WRITTEN TASK >>
A verbatim copy of the records is required, with all pictures left out.

DATA >>
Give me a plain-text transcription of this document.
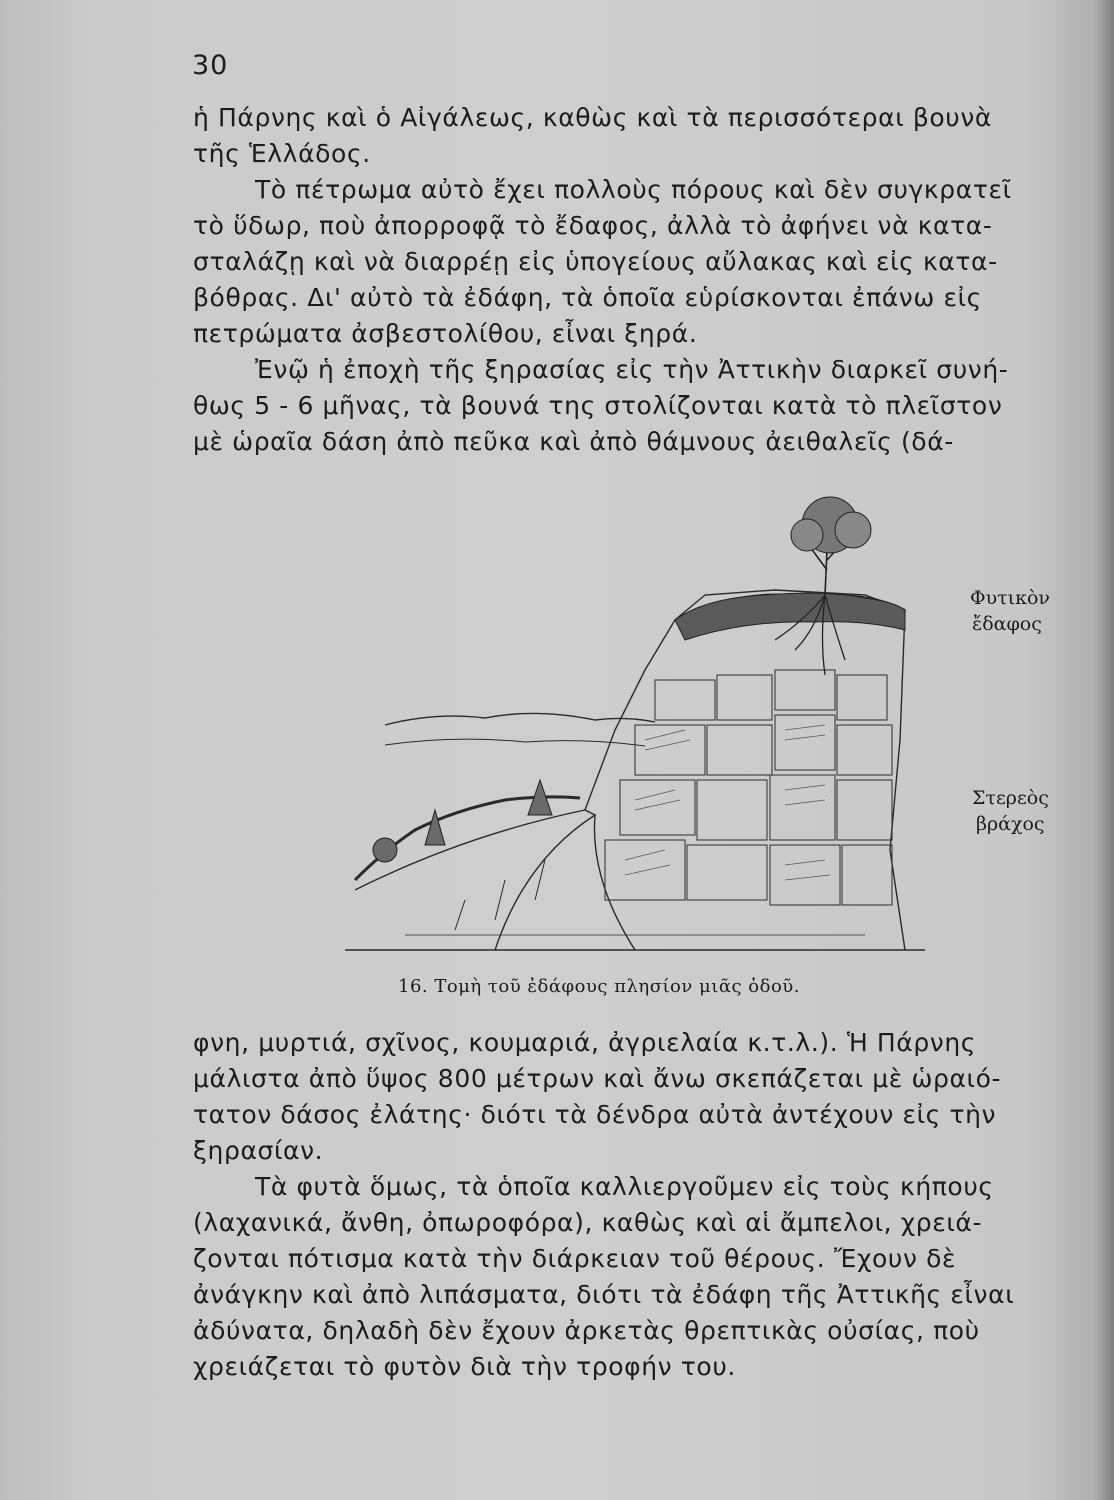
30
ἡ Πάρνης καὶ ὁ Αἰγάλεως, καθὼς καὶ τὰ περισσότεραι βουνὰ
τῆς Ἑλλάδος.
Τὸ πέτρωμα αὐτὸ ἔχει πολλοὺς πόρους καὶ δὲν συγκρατεῖ
τὸ ὕδωρ, ποὺ ἀπορροφᾷ τὸ ἔδαφος, ἀλλὰ τὸ ἀφήνει νὰ κατα-
σταλάζῃ καὶ νὰ διαρρέῃ εἰς ὑπογείους αὔλακας καὶ εἰς κατα-
βόθρας. Δι' αὐτὸ τὰ ἐδάφη, τὰ ὁποῖα εὑρίσκονται ἐπάνω εἰς
πετρώματα ἀσβεστολίθου, εἶναι ξηρά.
Ἐνῷ ἡ ἐποχὴ τῆς ξηρασίας εἰς τὴν Ἀττικὴν διαρκεῖ συνή-
θως 5 - 6 μῆνας, τὰ βουνά της στολίζονται κατὰ τὸ πλεῖστον
μὲ ὡραῖα δάση ἀπὸ πεῦκα καὶ ἀπὸ θάμνους ἀειθαλεῖς (δά-
Φυτικὸν
ἔδαφος
Στερεὸς
βράχος
16. Τομὴ τοῦ ἐδάφους πλησίον μιᾶς ὁδοῦ.
φνη, μυρτιά, σχῖνος, κουμαριά, ἀγριελαία κ.τ.λ.). Ἡ Πάρνης
μάλιστα ἀπὸ ὕψος 800 μέτρων καὶ ἄνω σκεπάζεται μὲ ὡραιό-
τατον δάσος ἐλάτης· διότι τὰ δένδρα αὐτὰ ἀντέχουν εἰς τὴν
ξηρασίαν.
Τὰ φυτὰ ὅμως, τὰ ὁποῖα καλλιεργοῦμεν εἰς τοὺς κήπους
(λαχανικά, ἄνθη, ὀπωροφόρα), καθὼς καὶ αἱ ἄμπελοι, χρειά-
ζονται πότισμα κατὰ τὴν διάρκειαν τοῦ θέρους. Ἔχουν δὲ
ἀνάγκην καὶ ἀπὸ λιπάσματα, διότι τὰ ἐδάφη τῆς Ἀττικῆς εἶναι
ἀδύνατα, δηλαδὴ δὲν ἔχουν ἀρκετὰς θρεπτικὰς οὐσίας, ποὺ
χρειάζεται τὸ φυτὸν διὰ τὴν τροφήν του.
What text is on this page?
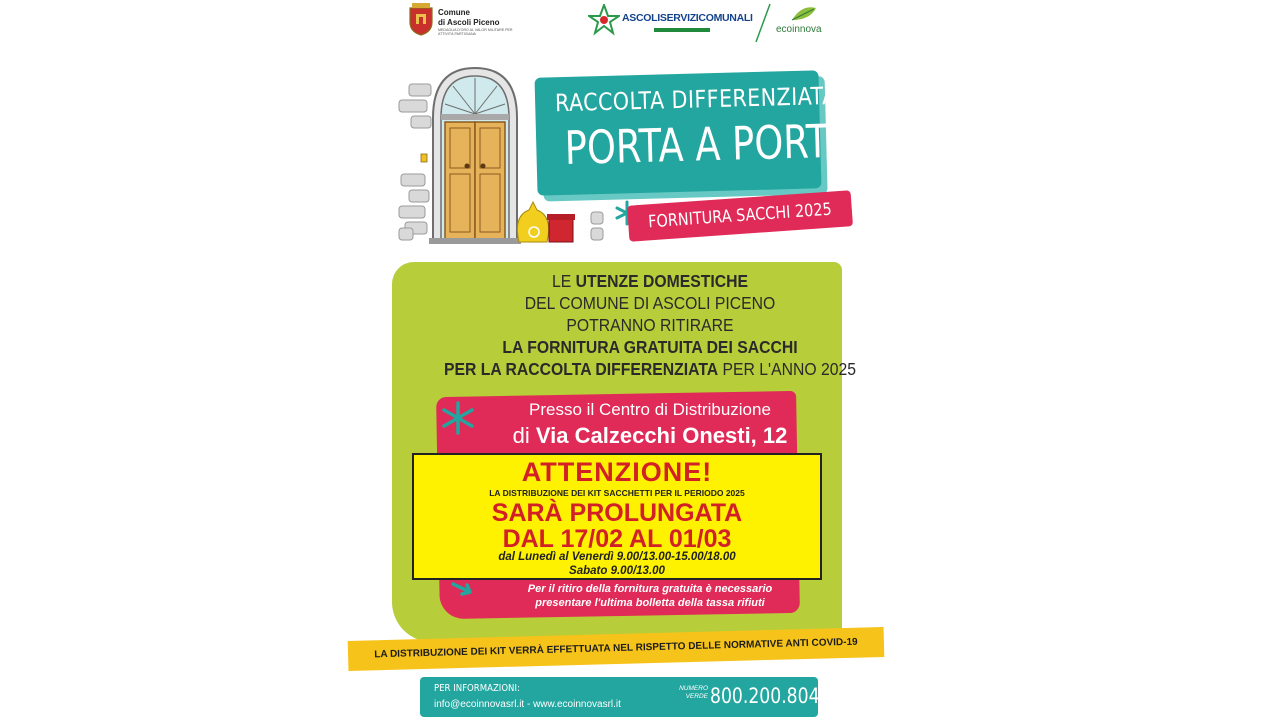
Comune
di Ascoli Piceno
MEDAGLIA D'ORO AL VALOR MILITARE PER ATTIVITÀ PARTIGIANA
ASCOLISERVIZICOMUNALI
ecoinnova
RACCOLTA DIFFERENZIATA
PORTA A PORTA
FORNITURA SACCHI 2025
LE UTENZE DOMESTICHE
DEL COMUNE DI ASCOLI PICENO
POTRANNO RITIRARE
LA FORNITURA GRATUITA DEI SACCHI
PER LA RACCOLTA DIFFERENZIATA PER L'ANNO 2025
Presso il Centro di Distribuzione
di Via Calzecchi Onesti, 12
ATTENZIONE!
LA DISTRIBUZIONE DEI KIT SACCHETTI PER IL PERIODO 2025
SARÀ PROLUNGATA
DAL 17/02 AL 01/03
dal Lunedì al Venerdì 9.00/13.00-15.00/18.00
Sabato 9.00/13.00
Per il ritiro della fornitura gratuita è necessario
presentare l'ultima bolletta della tassa rifiuti
LA DISTRIBUZIONE DEI KIT VERRÀ EFFETTUATA NEL RISPETTO DELLE NORMATIVE ANTI COVID-19
PER INFORMAZIONI:
info@ecoinnovasrl.it - www.ecoinnovasrl.it
NUMERO
VERDE 800.200.804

COMPLETED EXERCISE >>
Give me a plain-text transcription of this document.
30
ἡ Πάρνης καὶ ὁ Αἰγάλεως, καθὼς καὶ τὰ περισσότεραι βουνὰ
τῆς Ἑλλάδος.
Τὸ πέτρωμα αὐτὸ ἔχει πολλοὺς πόρους καὶ δὲν συγκρατεῖ
τὸ ὕδωρ, ποὺ ἀπορροφᾷ τὸ ἔδαφος, ἀλλὰ τὸ ἀφήνει νὰ κατα-
σταλάζῃ καὶ νὰ διαρρέῃ εἰς ὑπογείους αὔλακας καὶ εἰς κατα-
βόθρας. Δι' αὐτὸ τὰ ἐδάφη, τὰ ὁποῖα εὑρίσκονται ἐπάνω εἰς
πετρώματα ἀσβεστολίθου, εἶναι ξηρά.
Ἐνῷ ἡ ἐποχὴ τῆς ξηρασίας εἰς τὴν Ἀττικὴν διαρκεῖ συνή-
θως 5 - 6 μῆνας, τὰ βουνά της στολίζονται κατὰ τὸ πλεῖστον
μὲ ὡραῖα δάση ἀπὸ πεῦκα καὶ ἀπὸ θάμνους ἀειθαλεῖς (δά-
Φυτικὸν
ἔδαφος
Στερεὸς
βράχος
16. Τομὴ τοῦ ἐδάφους πλησίον μιᾶς ὁδοῦ.
φνη, μυρτιά, σχῖνος, κουμαριά, ἀγριελαία κ.τ.λ.). Ἡ Πάρνης
μάλιστα ἀπὸ ὕψος 800 μέτρων καὶ ἄνω σκεπάζεται μὲ ὡραιό-
τατον δάσος ἐλάτης· διότι τὰ δένδρα αὐτὰ ἀντέχουν εἰς τὴν
ξηρασίαν.
Τὰ φυτὰ ὅμως, τὰ ὁποῖα καλλιεργοῦμεν εἰς τοὺς κήπους
(λαχανικά, ἄνθη, ὀπωροφόρα), καθὼς καὶ αἱ ἄμπελοι, χρειά-
ζονται πότισμα κατὰ τὴν διάρκειαν τοῦ θέρους. Ἔχουν δὲ
ἀνάγκην καὶ ἀπὸ λιπάσματα, διότι τὰ ἐδάφη τῆς Ἀττικῆς εἶναι
ἀδύνατα, δηλαδὴ δὲν ἔχουν ἀρκετὰς θρεπτικὰς οὐσίας, ποὺ
χρειάζεται τὸ φυτὸν διὰ τὴν τροφήν του.
What text is on this page?
Comune
di Ascoli Piceno
MEDAGLIA D'ORO AL VALOR MILITARE PER ATTIVITÀ PARTIGIANA
ASCOLISERVIZICOMUNALI
ecoinnova
RACCOLTA DIFFERENZIATA
PORTA A PORTA
FORNITURA SACCHI 2025
LE UTENZE DOMESTICHE
DEL COMUNE DI ASCOLI PICENO
POTRANNO RITIRARE
LA FORNITURA GRATUITA DEI SACCHI
PER LA RACCOLTA DIFFERENZIATA PER L'ANNO 2025
Presso il Centro di Distribuzione
di Via Calzecchi Onesti, 12
ATTENZIONE!
LA DISTRIBUZIONE DEI KIT SACCHETTI PER IL PERIODO 2025
SARÀ PROLUNGATA
DAL 17/02 AL 01/03
dal Lunedì al Venerdì 9.00/13.00-15.00/18.00
Sabato 9.00/13.00
Per il ritiro della fornitura gratuita è necessario
presentare l'ultima bolletta della tassa rifiuti
LA DISTRIBUZIONE DEI KIT VERRÀ EFFETTUATA NEL RISPETTO DELLE NORMATIVE ANTI COVID-19
PER INFORMAZIONI:
info@ecoinnovasrl.it - www.ecoinnovasrl.it
NUMERO
VERDE 800.200.804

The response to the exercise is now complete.